• **WHAT YOU ARE ASKED TO DO**: Verbatim output of all the material below is required.

• **SUPPLIED RECORDS**:
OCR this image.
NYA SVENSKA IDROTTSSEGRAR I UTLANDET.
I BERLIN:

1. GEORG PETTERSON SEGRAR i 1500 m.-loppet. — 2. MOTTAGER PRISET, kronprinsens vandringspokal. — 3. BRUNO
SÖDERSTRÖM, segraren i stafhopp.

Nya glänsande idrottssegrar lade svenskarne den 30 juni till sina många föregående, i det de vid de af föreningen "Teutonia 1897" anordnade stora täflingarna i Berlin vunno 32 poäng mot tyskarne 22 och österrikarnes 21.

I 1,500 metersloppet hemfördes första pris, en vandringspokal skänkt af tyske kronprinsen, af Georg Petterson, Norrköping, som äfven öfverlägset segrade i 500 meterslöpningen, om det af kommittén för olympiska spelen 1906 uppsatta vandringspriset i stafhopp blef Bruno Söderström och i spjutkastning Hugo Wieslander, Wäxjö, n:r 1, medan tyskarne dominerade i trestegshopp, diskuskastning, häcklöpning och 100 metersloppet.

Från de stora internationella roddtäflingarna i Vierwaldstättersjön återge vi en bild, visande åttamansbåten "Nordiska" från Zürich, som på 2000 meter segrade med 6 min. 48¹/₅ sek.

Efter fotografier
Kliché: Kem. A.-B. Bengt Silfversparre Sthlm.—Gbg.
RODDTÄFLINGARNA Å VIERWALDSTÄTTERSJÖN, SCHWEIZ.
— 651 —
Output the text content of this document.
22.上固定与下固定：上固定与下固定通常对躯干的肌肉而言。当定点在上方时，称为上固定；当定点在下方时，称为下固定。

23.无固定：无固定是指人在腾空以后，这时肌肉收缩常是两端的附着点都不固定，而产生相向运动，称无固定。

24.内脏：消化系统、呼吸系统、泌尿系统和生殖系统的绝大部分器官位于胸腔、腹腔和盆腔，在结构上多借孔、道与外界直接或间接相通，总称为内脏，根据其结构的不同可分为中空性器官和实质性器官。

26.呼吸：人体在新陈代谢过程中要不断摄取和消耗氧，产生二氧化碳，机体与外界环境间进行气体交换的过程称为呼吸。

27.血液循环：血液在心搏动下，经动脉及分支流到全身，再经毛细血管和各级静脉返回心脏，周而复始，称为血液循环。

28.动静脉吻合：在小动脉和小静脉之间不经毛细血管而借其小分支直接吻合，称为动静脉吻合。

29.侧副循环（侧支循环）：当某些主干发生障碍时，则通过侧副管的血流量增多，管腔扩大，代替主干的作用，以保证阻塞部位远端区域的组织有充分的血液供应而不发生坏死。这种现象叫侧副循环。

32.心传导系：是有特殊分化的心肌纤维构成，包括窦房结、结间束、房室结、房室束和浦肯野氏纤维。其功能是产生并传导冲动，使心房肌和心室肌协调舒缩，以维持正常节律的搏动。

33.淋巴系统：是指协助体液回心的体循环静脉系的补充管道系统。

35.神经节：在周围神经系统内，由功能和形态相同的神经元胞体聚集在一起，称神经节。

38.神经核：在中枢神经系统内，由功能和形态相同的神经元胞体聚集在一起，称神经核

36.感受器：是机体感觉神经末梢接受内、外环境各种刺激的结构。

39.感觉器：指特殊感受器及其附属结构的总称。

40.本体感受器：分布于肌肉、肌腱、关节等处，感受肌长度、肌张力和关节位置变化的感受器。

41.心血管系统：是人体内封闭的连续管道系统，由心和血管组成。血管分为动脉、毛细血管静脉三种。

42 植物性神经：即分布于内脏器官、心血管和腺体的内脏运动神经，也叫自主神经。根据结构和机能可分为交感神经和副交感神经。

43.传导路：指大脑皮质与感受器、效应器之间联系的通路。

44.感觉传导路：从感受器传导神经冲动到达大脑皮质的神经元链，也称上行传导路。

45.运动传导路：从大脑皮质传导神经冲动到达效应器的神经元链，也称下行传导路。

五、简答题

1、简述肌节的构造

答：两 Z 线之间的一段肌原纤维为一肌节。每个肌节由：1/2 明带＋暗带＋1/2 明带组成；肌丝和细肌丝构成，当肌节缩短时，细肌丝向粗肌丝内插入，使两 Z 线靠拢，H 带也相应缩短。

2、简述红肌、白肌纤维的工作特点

• **TASK RESPONSE**:
OCR this image.
NYA SVENSKA IDROTTSSEGRAR I UTLANDET.
I BERLIN:

1. GEORG PETTERSON SEGRAR i 1500 m.-loppet. — 2. MOTTAGER PRISET, kronprinsens vandringspokal. — 3. BRUNO
SÖDERSTRÖM, segraren i stafhopp.

Nya glänsande idrottssegrar lade svenskarne den 30 juni till sina många föregående, i det de vid de af föreningen "Teutonia 1897" anordnade stora täflingarna i Berlin vunno 32 poäng mot tyskarne 22 och österrikarnes 21.

I 1,500 metersloppet hemfördes första pris, en vandringspokal skänkt af tyske kronprinsen, af Georg Petterson, Norrköping, som äfven öfverlägset segrade i 500 meterslöpningen, om det af kommittén för olympiska spelen 1906 uppsatta vandringspriset i stafhopp blef Bruno Söderström och i spjutkastning Hugo Wieslander, Wäxjö, n:r 1, medan tyskarne dominerade i trestegshopp, diskuskastning, häcklöpning och 100 metersloppet.

Från de stora internationella roddtäflingarna i Vierwaldstättersjön återge vi en bild, visande åttamansbåten "Nordiska" från Zürich, som på 2000 meter segrade med 6 min. 48¹/₅ sek.

Efter fotografier
Kliché: Kem. A.-B. Bengt Silfversparre Sthlm.—Gbg.
RODDTÄFLINGARNA Å VIERWALDSTÄTTERSJÖN, SCHWEIZ.
— 651 —
Output the text content of this document.
22.上固定与下固定：上固定与下固定通常对躯干的肌肉而言。当定点在上方时，称为上固定；当定点在下方时，称为下固定。

23.无固定：无固定是指人在腾空以后，这时肌肉收缩常是两端的附着点都不固定，而产生相向运动，称无固定。

24.内脏：消化系统、呼吸系统、泌尿系统和生殖系统的绝大部分器官位于胸腔、腹腔和盆腔，在结构上多借孔、道与外界直接或间接相通，总称为内脏，根据其结构的不同可分为中空性器官和实质性器官。

26.呼吸：人体在新陈代谢过程中要不断摄取和消耗氧，产生二氧化碳，机体与外界环境间进行气体交换的过程称为呼吸。

27.血液循环：血液在心搏动下，经动脉及分支流到全身，再经毛细血管和各级静脉返回心脏，周而复始，称为血液循环。

28.动静脉吻合：在小动脉和小静脉之间不经毛细血管而借其小分支直接吻合，称为动静脉吻合。

29.侧副循环（侧支循环）：当某些主干发生障碍时，则通过侧副管的血流量增多，管腔扩大，代替主干的作用，以保证阻塞部位远端区域的组织有充分的血液供应而不发生坏死。这种现象叫侧副循环。

32.心传导系：是有特殊分化的心肌纤维构成，包括窦房结、结间束、房室结、房室束和浦肯野氏纤维。其功能是产生并传导冲动，使心房肌和心室肌协调舒缩，以维持正常节律的搏动。

33.淋巴系统：是指协助体液回心的体循环静脉系的补充管道系统。

35.神经节：在周围神经系统内，由功能和形态相同的神经元胞体聚集在一起，称神经节。

38.神经核：在中枢神经系统内，由功能和形态相同的神经元胞体聚集在一起，称神经核

36.感受器：是机体感觉神经末梢接受内、外环境各种刺激的结构。

39.感觉器：指特殊感受器及其附属结构的总称。

40.本体感受器：分布于肌肉、肌腱、关节等处，感受肌长度、肌张力和关节位置变化的感受器。

41.心血管系统：是人体内封闭的连续管道系统，由心和血管组成。血管分为动脉、毛细血管静脉三种。

42 植物性神经：即分布于内脏器官、心血管和腺体的内脏运动神经，也叫自主神经。根据结构和机能可分为交感神经和副交感神经。

43.传导路：指大脑皮质与感受器、效应器之间联系的通路。

44.感觉传导路：从感受器传导神经冲动到达大脑皮质的神经元链，也称上行传导路。

45.运动传导路：从大脑皮质传导神经冲动到达效应器的神经元链，也称下行传导路。

五、简答题

1、简述肌节的构造

答：两 Z 线之间的一段肌原纤维为一肌节。每个肌节由：1/2 明带＋暗带＋1/2 明带组成；肌丝和细肌丝构成，当肌节缩短时，细肌丝向粗肌丝内插入，使两 Z 线靠拢，H 带也相应缩短。

2、简述红肌、白肌纤维的工作特点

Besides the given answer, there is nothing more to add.